## [Problem details]
From the listing below, count the lines where the string "questioner" occurs. Give the number, with no other words.

## [Extracted entries]
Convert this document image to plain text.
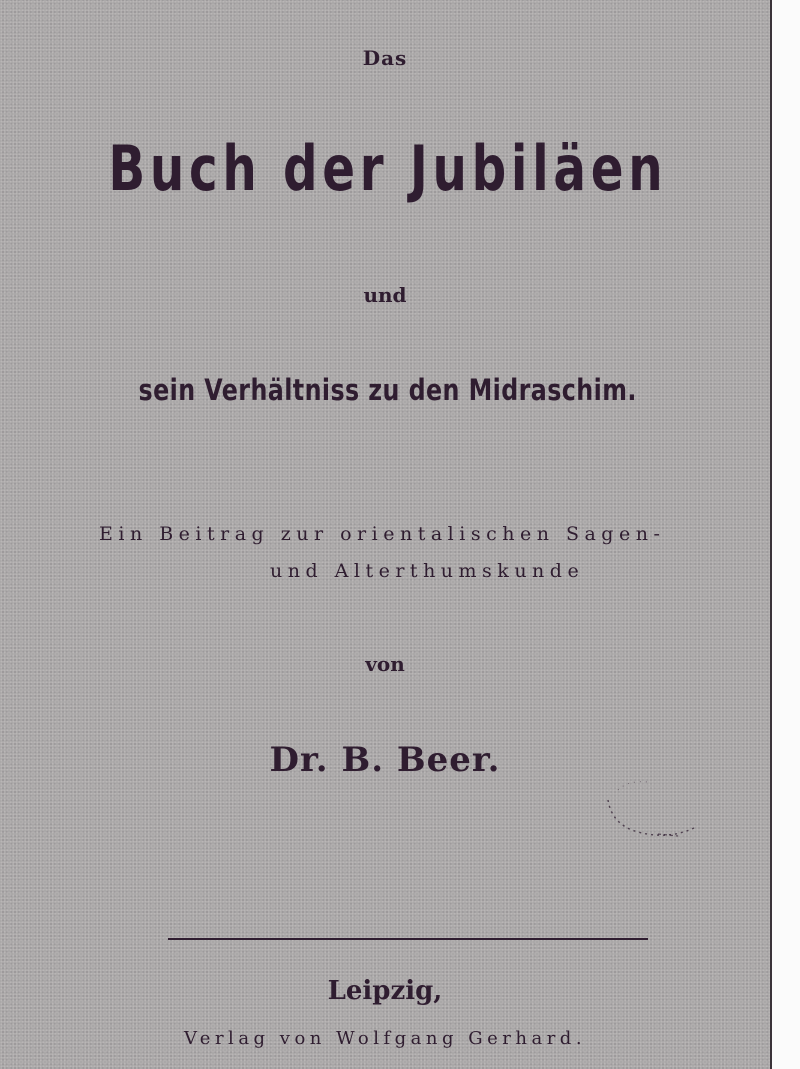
Das
Buch der Jubiläen
und
sein Verhältniss zu den Midraschim.
Ein Beitrag zur orientalischen Sagen-
und Alterthumskunde
von
Dr. B. Beer.
Leipzig,
Verlag von Wolfgang Gerhard.
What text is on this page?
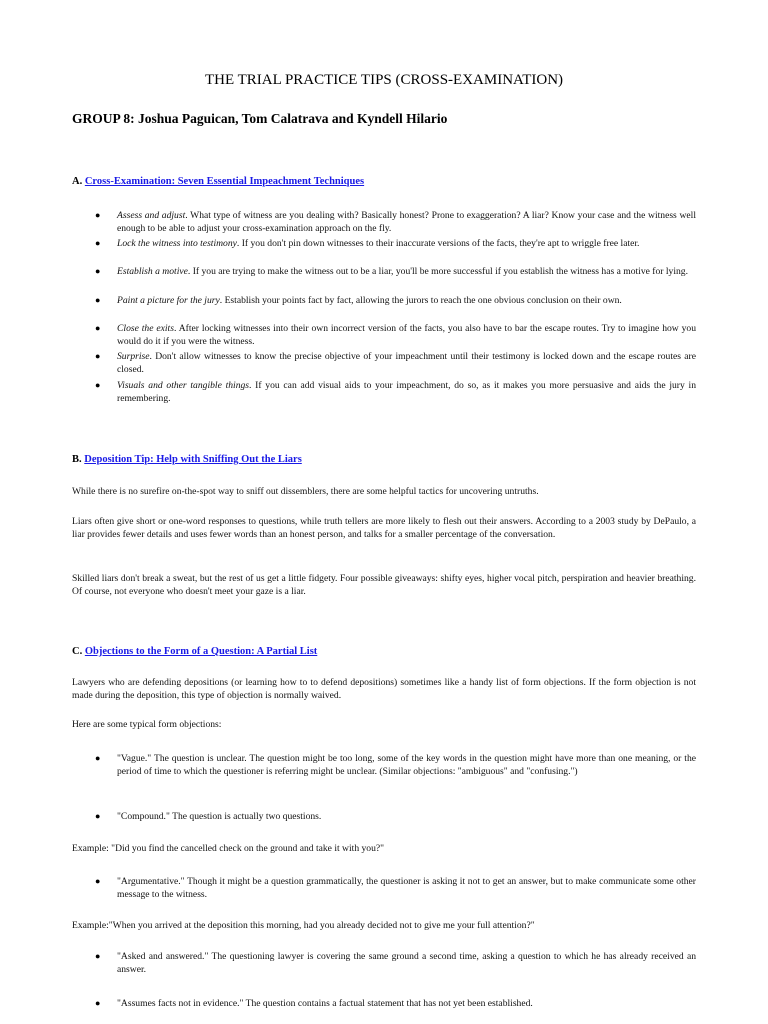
THE TRIAL PRACTICE TIPS (CROSS-EXAMINATION)
GROUP 8: Joshua Paguican, Tom Calatrava and Kyndell Hilario
A. Cross-Examination: Seven Essential Impeachment Techniques
● Assess and adjust. What type of witness are you dealing with? Basically honest? Prone to exaggeration? A liar? Know your case and the witness well enough to be able to adjust your cross-examination approach on the fly.
● Lock the witness into testimony. If you don't pin down witnesses to their inaccurate versions of the facts, they're apt to wriggle free later.
● Establish a motive. If you are trying to make the witness out to be a liar, you'll be more successful if you establish the witness has a motive for lying.
● Paint a picture for the jury. Establish your points fact by fact, allowing the jurors to reach the one obvious conclusion on their own.
● Close the exits. After locking witnesses into their own incorrect version of the facts, you also have to bar the escape routes. Try to imagine how you would do it if you were the witness.
● Surprise. Don't allow witnesses to know the precise objective of your impeachment until their testimony is locked down and the escape routes are closed.
● Visuals and other tangible things. If you can add visual aids to your impeachment, do so, as it makes you more persuasive and aids the jury in remembering.
B. Deposition Tip: Help with Sniffing Out the Liars
While there is no surefire on-the-spot way to sniff out dissemblers, there are some helpful tactics for uncovering untruths.
Liars often give short or one-word responses to questions, while truth tellers are more likely to flesh out their answers. According to a 2003 study by DePaulo, a liar provides fewer details and uses fewer words than an honest person, and talks for a smaller percentage of the conversation.
Skilled liars don't break a sweat, but the rest of us get a little fidgety. Four possible giveaways: shifty eyes, higher vocal pitch, perspiration and heavier breathing. Of course, not everyone who doesn't meet your gaze is a liar.
C. Objections to the Form of a Question: A Partial List
Lawyers who are defending depositions (or learning how to to defend depositions) sometimes like a handy list of form objections. If the form objection is not made during the deposition, this type of objection is normally waived.
Here are some typical form objections:
● "Vague." The question is unclear. The question might be too long, some of the key words in the question might have more than one meaning, or the period of time to which the questioner is referring might be unclear. (Similar objections: "ambiguous" and "confusing.")
● "Compound." The question is actually two questions.
Example: "Did you find the cancelled check on the ground and take it with you?"
● "Argumentative." Though it might be a question grammatically, the questioner is asking it not to get an answer, but to make communicate some other message to the witness.
Example:"When you arrived at the deposition this morning, had you already decided not to give me your full attention?"
● "Asked and answered." The questioning lawyer is covering the same ground a second time, asking a question to which he has already received an answer.
● "Assumes facts not in evidence." The question contains a factual statement that has not yet been established.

## [Completed task]
2